A run of records:
----------
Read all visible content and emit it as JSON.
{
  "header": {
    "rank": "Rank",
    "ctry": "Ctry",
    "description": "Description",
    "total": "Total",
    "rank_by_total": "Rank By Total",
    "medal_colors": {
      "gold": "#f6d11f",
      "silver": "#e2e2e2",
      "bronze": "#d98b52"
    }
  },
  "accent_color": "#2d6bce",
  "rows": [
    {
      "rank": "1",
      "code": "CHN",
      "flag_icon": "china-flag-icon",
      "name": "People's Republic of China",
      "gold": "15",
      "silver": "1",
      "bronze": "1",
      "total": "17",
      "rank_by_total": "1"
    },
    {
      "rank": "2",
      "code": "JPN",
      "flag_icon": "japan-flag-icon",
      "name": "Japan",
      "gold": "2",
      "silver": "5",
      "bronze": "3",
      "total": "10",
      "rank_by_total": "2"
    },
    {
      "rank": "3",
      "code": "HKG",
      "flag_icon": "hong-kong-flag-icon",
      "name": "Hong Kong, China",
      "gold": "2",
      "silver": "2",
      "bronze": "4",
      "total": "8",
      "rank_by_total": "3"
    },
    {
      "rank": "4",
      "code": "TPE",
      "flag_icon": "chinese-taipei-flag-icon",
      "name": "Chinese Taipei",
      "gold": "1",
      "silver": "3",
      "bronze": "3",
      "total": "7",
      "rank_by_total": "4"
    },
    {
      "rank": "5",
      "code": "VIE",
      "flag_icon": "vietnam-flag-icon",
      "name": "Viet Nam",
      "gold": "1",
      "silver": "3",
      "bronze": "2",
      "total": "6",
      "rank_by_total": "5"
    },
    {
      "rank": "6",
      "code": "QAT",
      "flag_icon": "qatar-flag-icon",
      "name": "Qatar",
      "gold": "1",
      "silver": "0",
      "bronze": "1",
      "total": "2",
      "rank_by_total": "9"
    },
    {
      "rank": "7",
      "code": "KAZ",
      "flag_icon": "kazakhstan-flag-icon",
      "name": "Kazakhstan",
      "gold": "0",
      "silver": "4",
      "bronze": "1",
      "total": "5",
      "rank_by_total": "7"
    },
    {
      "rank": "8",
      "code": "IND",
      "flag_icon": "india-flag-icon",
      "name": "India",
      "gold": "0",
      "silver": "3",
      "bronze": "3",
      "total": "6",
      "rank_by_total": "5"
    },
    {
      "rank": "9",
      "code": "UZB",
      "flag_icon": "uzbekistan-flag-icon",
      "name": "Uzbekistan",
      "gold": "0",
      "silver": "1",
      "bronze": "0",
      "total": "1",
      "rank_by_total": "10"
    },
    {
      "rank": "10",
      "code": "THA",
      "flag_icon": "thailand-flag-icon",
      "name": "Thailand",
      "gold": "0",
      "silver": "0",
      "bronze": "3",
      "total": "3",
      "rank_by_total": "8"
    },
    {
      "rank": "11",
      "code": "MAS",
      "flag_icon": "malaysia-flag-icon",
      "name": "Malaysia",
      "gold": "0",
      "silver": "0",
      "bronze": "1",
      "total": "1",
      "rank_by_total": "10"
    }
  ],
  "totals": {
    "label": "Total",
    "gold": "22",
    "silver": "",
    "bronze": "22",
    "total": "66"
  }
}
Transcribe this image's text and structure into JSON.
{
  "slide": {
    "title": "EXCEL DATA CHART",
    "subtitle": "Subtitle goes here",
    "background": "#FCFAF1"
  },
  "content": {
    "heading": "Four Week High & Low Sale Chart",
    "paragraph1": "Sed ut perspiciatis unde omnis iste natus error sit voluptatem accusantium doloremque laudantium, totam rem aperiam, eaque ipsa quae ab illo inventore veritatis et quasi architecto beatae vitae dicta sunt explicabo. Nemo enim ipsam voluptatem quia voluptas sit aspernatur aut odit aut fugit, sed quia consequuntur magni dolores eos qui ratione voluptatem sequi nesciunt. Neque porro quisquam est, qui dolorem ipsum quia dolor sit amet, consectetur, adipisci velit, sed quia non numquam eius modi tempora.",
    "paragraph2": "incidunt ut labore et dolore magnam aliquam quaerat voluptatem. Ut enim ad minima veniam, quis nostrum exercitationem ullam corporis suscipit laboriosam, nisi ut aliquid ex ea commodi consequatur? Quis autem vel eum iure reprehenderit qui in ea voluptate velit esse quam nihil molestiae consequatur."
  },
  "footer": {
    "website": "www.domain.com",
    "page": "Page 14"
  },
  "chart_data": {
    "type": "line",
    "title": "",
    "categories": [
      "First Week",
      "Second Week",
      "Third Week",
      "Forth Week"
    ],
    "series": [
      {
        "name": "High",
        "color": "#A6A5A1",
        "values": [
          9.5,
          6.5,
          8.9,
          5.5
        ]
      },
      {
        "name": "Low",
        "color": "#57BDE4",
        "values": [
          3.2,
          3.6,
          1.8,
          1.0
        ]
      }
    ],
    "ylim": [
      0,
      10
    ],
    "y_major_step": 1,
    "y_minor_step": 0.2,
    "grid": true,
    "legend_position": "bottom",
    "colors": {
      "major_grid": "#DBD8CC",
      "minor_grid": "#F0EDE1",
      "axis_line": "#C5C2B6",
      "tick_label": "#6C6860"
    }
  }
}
----------
PROBLEM STATEMENT => From the records above, extract everything verbatim.

FINISHED EXERCISE =>
Read all visible content and emit it as JSON.
{
  "header": {
    "rank": "Rank",
    "ctry": "Ctry",
    "description": "Description",
    "total": "Total",
    "rank_by_total": "Rank By Total",
    "medal_colors": {
      "gold": "#f6d11f",
      "silver": "#e2e2e2",
      "bronze": "#d98b52"
    }
  },
  "accent_color": "#2d6bce",
  "rows": [
    {
      "rank": "1",
      "code": "CHN",
      "flag_icon": "china-flag-icon",
      "name": "People's Republic of China",
      "gold": "15",
      "silver": "1",
      "bronze": "1",
      "total": "17",
      "rank_by_total": "1"
    },
    {
      "rank": "2",
      "code": "JPN",
      "flag_icon": "japan-flag-icon",
      "name": "Japan",
      "gold": "2",
      "silver": "5",
      "bronze": "3",
      "total": "10",
      "rank_by_total": "2"
    },
    {
      "rank": "3",
      "code": "HKG",
      "flag_icon": "hong-kong-flag-icon",
      "name": "Hong Kong, China",
      "gold": "2",
      "silver": "2",
      "bronze": "4",
      "total": "8",
      "rank_by_total": "3"
    },
    {
      "rank": "4",
      "code": "TPE",
      "flag_icon": "chinese-taipei-flag-icon",
      "name": "Chinese Taipei",
      "gold": "1",
      "silver": "3",
      "bronze": "3",
      "total": "7",
      "rank_by_total": "4"
    },
    {
      "rank": "5",
      "code": "VIE",
      "flag_icon": "vietnam-flag-icon",
      "name": "Viet Nam",
      "gold": "1",
      "silver": "3",
      "bronze": "2",
      "total": "6",
      "rank_by_total": "5"
    },
    {
      "rank": "6",
      "code": "QAT",
      "flag_icon": "qatar-flag-icon",
      "name": "Qatar",
      "gold": "1",
      "silver": "0",
      "bronze": "1",
      "total": "2",
      "rank_by_total": "9"
    },
    {
      "rank": "7",
      "code": "KAZ",
      "flag_icon": "kazakhstan-flag-icon",
      "name": "Kazakhstan",
      "gold": "0",
      "silver": "4",
      "bronze": "1",
      "total": "5",
      "rank_by_total": "7"
    },
    {
      "rank": "8",
      "code": "IND",
      "flag_icon": "india-flag-icon",
      "name": "India",
      "gold": "0",
      "silver": "3",
      "bronze": "3",
      "total": "6",
      "rank_by_total": "5"
    },
    {
      "rank": "9",
      "code": "UZB",
      "flag_icon": "uzbekistan-flag-icon",
      "name": "Uzbekistan",
      "gold": "0",
      "silver": "1",
      "bronze": "0",
      "total": "1",
      "rank_by_total": "10"
    },
    {
      "rank": "10",
      "code": "THA",
      "flag_icon": "thailand-flag-icon",
      "name": "Thailand",
      "gold": "0",
      "silver": "0",
      "bronze": "3",
      "total": "3",
      "rank_by_total": "8"
    },
    {
      "rank": "11",
      "code": "MAS",
      "flag_icon": "malaysia-flag-icon",
      "name": "Malaysia",
      "gold": "0",
      "silver": "0",
      "bronze": "1",
      "total": "1",
      "rank_by_total": "10"
    }
  ],
  "totals": {
    "label": "Total",
    "gold": "22",
    "silver": "",
    "bronze": "22",
    "total": "66"
  }
}
Transcribe this image's text and structure into JSON.
{
  "slide": {
    "title": "EXCEL DATA CHART",
    "subtitle": "Subtitle goes here",
    "background": "#FCFAF1"
  },
  "content": {
    "heading": "Four Week High & Low Sale Chart",
    "paragraph1": "Sed ut perspiciatis unde omnis iste natus error sit voluptatem accusantium doloremque laudantium, totam rem aperiam, eaque ipsa quae ab illo inventore veritatis et quasi architecto beatae vitae dicta sunt explicabo. Nemo enim ipsam voluptatem quia voluptas sit aspernatur aut odit aut fugit, sed quia consequuntur magni dolores eos qui ratione voluptatem sequi nesciunt. Neque porro quisquam est, qui dolorem ipsum quia dolor sit amet, consectetur, adipisci velit, sed quia non numquam eius modi tempora.",
    "paragraph2": "incidunt ut labore et dolore magnam aliquam quaerat voluptatem. Ut enim ad minima veniam, quis nostrum exercitationem ullam corporis suscipit laboriosam, nisi ut aliquid ex ea commodi consequatur? Quis autem vel eum iure reprehenderit qui in ea voluptate velit esse quam nihil molestiae consequatur."
  },
  "footer": {
    "website": "www.domain.com",
    "page": "Page 14"
  },
  "chart_data": {
    "type": "line",
    "title": "",
    "categories": [
      "First Week",
      "Second Week",
      "Third Week",
      "Forth Week"
    ],
    "series": [
      {
        "name": "High",
        "color": "#A6A5A1",
        "values": [
          9.5,
          6.5,
          8.9,
          5.5
        ]
      },
      {
        "name": "Low",
        "color": "#57BDE4",
        "values": [
          3.2,
          3.6,
          1.8,
          1.0
        ]
      }
    ],
    "ylim": [
      0,
      10
    ],
    "y_major_step": 1,
    "y_minor_step": 0.2,
    "grid": true,
    "legend_position": "bottom",
    "colors": {
      "major_grid": "#DBD8CC",
      "minor_grid": "#F0EDE1",
      "axis_line": "#C5C2B6",
      "tick_label": "#6C6860"
    }
  }
}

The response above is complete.